Given text.
+===+

Soil Warming Experiment - Prospect Hill
HF005 Overview Data EML Archive- Investigators: John Aber, Toby Ahrens, Joe Blanchard, Frank Bowles, Elizabeth Burrows, Christina Catricala, Heidi Lux, Alison Magill, Jerry Melillo, Jacqueline Mohan, Sarah Morrisseau, Knute Nadelhoffer, Kathy Newkirk, Paul Steudler
- Contact: Jacqueline Mohan
- Start date: 1991-01-01
- End date: ongoing
- Location: Prospect Hill Tract (Harvard Forest)
- Latitude: +42.54
- Longitude: -72.18
- Elevation: 365 meters
- Taxa:
- Keywords: CH4, climate change, CO2, N20, NMIN, soil carbon, soil nitrogen, soil respiration, soil temperature, soil water
- Abstract:
The soil warming experiment was installed on the Prospect Hill tract in 1991 to allow us to investigate the effects of a 5 deg C temperature increase on soil processes fundamental to the global cycling of carbon and nitrogen. The experiment is located in an even-aged mixed hardwood forest. Six replicates of three treatments, Heated (resistance heating cables buried at 10cm and maintained at a 5 deg C differential from the control plots), Disturbance Control (cables installed but not powered) and Control treatments make up the randomized block design. The temperature differential is maintained with monitoring at five minute increments by an automated thermister network in the plots, wired to a multiplexer and a datalogger in the control shed. In the plots, measurements of trace gasses (CO2, N2O and CH4), nitrogen mineralization, soil moisture and soil water chemistry have allowed us to quantify changes in the soil system.

+===+

Stored rows.
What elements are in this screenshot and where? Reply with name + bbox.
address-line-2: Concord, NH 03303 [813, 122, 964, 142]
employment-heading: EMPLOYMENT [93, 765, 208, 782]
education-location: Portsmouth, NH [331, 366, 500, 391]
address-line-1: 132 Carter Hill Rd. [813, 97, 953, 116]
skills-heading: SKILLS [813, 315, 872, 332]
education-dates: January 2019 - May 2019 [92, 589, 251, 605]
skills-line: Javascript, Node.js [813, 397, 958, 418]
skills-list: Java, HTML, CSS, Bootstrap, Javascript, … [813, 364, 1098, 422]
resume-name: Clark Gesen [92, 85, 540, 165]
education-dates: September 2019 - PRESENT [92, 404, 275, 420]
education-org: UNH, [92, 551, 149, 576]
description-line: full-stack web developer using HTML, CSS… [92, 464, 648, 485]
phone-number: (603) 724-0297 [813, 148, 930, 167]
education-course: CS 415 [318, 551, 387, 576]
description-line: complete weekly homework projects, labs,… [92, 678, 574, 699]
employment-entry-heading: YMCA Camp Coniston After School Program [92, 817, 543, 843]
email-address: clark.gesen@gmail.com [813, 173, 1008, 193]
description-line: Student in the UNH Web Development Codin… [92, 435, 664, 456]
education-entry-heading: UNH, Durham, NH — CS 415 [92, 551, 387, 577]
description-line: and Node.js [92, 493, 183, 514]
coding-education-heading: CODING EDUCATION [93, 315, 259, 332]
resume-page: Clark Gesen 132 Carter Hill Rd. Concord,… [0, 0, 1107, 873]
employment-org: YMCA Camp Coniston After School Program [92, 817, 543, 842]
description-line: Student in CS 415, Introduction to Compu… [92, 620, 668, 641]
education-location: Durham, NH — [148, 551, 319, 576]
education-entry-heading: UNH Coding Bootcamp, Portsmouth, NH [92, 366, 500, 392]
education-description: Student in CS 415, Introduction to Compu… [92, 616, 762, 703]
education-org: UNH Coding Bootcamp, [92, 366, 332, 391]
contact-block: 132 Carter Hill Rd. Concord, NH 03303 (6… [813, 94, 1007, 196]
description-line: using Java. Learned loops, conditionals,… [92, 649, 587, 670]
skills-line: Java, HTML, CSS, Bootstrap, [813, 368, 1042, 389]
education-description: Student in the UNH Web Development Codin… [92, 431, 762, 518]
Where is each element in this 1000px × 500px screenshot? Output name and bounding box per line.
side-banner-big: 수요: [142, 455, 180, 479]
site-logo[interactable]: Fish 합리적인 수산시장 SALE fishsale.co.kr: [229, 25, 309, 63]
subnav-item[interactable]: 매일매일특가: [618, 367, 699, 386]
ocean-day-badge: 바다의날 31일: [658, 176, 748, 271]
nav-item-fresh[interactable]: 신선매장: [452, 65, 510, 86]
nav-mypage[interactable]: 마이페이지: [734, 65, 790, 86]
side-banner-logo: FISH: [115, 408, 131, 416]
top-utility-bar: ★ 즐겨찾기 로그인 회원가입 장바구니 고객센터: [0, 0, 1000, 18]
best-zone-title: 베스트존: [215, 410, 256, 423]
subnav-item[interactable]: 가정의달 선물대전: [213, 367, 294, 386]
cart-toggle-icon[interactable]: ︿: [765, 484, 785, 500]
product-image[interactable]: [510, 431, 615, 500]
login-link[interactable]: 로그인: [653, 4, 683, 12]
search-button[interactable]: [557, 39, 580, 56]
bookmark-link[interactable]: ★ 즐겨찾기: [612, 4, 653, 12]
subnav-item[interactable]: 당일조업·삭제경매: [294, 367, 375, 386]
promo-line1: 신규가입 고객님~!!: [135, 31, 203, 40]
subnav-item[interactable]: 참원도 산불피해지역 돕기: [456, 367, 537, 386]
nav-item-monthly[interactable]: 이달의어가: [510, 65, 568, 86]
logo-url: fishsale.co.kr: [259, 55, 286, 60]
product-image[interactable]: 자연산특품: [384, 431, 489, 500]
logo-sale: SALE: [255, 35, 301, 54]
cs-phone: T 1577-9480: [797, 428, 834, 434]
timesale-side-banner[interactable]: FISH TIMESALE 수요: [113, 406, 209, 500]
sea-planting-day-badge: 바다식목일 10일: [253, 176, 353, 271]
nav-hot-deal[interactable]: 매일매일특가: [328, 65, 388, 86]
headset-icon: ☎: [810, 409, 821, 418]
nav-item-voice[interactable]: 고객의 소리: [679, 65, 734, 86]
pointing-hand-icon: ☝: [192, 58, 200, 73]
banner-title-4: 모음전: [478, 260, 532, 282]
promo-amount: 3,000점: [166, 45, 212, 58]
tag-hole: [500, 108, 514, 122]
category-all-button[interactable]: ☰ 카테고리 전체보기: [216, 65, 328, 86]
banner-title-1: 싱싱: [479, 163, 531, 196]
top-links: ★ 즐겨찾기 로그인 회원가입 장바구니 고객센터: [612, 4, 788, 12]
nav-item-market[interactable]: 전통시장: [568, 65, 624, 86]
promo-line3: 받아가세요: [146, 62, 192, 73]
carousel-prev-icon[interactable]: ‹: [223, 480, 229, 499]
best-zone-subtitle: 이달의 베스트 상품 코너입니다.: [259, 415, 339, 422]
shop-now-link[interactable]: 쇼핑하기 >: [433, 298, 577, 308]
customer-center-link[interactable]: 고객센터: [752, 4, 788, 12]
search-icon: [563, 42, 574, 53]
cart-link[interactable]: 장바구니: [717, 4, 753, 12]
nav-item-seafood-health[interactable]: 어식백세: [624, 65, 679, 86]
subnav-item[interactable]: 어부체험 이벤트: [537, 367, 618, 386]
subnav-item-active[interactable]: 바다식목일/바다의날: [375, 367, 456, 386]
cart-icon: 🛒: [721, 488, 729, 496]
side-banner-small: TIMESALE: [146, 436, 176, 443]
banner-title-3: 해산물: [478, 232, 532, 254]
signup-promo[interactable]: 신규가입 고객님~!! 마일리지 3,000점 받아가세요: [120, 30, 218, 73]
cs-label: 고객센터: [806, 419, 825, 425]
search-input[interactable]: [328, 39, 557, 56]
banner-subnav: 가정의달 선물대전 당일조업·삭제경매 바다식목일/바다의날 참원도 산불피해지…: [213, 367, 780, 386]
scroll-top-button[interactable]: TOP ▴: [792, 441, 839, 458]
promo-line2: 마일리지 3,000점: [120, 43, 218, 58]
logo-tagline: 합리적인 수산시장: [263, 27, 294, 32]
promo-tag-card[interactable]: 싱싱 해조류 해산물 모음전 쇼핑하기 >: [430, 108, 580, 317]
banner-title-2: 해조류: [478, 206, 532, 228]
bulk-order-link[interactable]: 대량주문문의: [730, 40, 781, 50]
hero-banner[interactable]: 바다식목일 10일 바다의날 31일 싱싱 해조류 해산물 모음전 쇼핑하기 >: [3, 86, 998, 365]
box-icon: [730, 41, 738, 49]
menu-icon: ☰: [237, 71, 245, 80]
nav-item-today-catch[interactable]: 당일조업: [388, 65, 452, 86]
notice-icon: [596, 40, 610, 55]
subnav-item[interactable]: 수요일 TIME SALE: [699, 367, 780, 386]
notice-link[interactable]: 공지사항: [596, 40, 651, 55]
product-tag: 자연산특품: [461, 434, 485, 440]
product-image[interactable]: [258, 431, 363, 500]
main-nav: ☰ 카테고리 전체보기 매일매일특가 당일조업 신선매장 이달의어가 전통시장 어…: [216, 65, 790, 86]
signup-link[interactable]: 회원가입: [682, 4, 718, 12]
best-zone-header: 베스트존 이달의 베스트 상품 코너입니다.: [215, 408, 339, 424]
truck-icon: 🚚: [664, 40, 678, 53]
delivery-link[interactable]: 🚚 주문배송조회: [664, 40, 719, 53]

+===+

What this task involves. Please reproduce the entire soil warming page word for word. None of the rows relate to the soil warming page.

Written response.
Soil Warming Experiment - Prospect Hill
HF005 Overview Data EML Archive- Investigators: John Aber, Toby Ahrens, Joe Blanchard, Frank Bowles, Elizabeth Burrows, Christina Catricala, Heidi Lux, Alison Magill, Jerry Melillo, Jacqueline Mohan, Sarah Morrisseau, Knute Nadelhoffer, Kathy Newkirk, Paul Steudler
- Contact: Jacqueline Mohan
- Start date: 1991-01-01
- End date: ongoing
- Location: Prospect Hill Tract (Harvard Forest)
- Latitude: +42.54
- Longitude: -72.18
- Elevation: 365 meters
- Taxa:
- Keywords: CH4, climate change, CO2, N20, NMIN, soil carbon, soil nitrogen, soil respiration, soil temperature, soil water
- Abstract:
The soil warming experiment was installed on the Prospect Hill tract in 1991 to allow us to investigate the effects of a 5 deg C temperature increase on soil processes fundamental to the global cycling of carbon and nitrogen. The experiment is located in an even-aged mixed hardwood forest. Six replicates of three treatments, Heated (resistance heating cables buried at 10cm and maintained at a 5 deg C differential from the control plots), Disturbance Control (cables installed but not powered) and Control treatments make up the randomized block design. The temperature differential is maintained with monitoring at five minute increments by an automated thermister network in the plots, wired to a multiplexer and a datalogger in the control shed. In the plots, measurements of trace gasses (CO2, N2O and CH4), nitrogen mineralization, soil moisture and soil water chemistry have allowed us to quantify changes in the soil system.